--- Source data ---
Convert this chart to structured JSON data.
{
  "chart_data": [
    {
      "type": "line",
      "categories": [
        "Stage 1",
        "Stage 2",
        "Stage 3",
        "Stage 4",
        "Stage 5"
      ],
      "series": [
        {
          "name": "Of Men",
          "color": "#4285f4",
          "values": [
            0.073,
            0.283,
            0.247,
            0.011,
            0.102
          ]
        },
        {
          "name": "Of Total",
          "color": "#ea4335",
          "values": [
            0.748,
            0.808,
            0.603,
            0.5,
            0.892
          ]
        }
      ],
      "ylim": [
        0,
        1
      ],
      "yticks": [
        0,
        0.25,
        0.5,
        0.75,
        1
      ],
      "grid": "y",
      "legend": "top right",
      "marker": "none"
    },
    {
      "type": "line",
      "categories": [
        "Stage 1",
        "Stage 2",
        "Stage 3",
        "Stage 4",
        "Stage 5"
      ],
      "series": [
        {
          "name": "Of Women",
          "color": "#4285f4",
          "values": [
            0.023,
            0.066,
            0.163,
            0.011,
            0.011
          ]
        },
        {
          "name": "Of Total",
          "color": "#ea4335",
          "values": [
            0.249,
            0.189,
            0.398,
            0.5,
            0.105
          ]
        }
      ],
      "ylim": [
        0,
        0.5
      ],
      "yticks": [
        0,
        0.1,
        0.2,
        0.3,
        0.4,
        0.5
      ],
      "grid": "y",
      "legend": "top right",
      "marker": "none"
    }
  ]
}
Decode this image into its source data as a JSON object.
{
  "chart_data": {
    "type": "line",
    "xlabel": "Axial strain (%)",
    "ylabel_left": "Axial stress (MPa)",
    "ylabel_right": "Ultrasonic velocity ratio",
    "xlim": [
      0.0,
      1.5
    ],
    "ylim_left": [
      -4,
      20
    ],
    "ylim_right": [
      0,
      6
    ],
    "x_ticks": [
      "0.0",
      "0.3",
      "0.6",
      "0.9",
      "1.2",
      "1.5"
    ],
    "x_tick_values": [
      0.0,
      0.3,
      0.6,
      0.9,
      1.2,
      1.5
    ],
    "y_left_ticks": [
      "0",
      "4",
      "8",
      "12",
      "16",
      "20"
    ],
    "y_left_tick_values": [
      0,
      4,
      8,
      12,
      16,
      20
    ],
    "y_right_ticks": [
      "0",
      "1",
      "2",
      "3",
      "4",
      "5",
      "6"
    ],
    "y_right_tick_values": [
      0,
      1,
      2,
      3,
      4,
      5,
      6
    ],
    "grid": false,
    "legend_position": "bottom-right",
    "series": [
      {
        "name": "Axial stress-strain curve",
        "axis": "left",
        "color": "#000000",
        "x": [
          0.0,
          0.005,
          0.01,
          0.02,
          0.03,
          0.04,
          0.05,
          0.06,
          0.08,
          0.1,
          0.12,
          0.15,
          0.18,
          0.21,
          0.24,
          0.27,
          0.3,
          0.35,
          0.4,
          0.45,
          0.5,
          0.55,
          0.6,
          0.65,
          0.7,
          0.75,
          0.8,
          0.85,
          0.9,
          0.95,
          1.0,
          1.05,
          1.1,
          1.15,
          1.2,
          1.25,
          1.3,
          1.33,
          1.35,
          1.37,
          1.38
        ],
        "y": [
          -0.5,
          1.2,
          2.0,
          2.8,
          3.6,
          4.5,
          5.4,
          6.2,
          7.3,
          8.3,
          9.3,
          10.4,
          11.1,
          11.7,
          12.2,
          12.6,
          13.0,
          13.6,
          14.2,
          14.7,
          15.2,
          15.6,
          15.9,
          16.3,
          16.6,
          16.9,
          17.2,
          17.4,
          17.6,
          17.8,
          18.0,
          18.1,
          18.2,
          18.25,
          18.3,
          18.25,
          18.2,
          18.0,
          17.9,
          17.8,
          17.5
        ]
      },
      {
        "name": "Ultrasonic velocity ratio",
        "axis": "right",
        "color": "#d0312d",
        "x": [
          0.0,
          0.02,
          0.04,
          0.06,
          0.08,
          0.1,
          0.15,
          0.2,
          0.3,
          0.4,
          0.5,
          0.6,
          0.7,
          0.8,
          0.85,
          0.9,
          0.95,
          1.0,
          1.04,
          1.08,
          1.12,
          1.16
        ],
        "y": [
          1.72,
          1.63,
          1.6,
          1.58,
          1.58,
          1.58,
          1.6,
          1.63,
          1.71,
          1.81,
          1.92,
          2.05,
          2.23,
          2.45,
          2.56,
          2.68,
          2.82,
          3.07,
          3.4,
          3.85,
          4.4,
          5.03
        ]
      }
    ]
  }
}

--- What you have to do ---
Determine the number of lines in the listing that contain the string "strain". Write that number and nothing else.

--- Answer to the exercise ---
2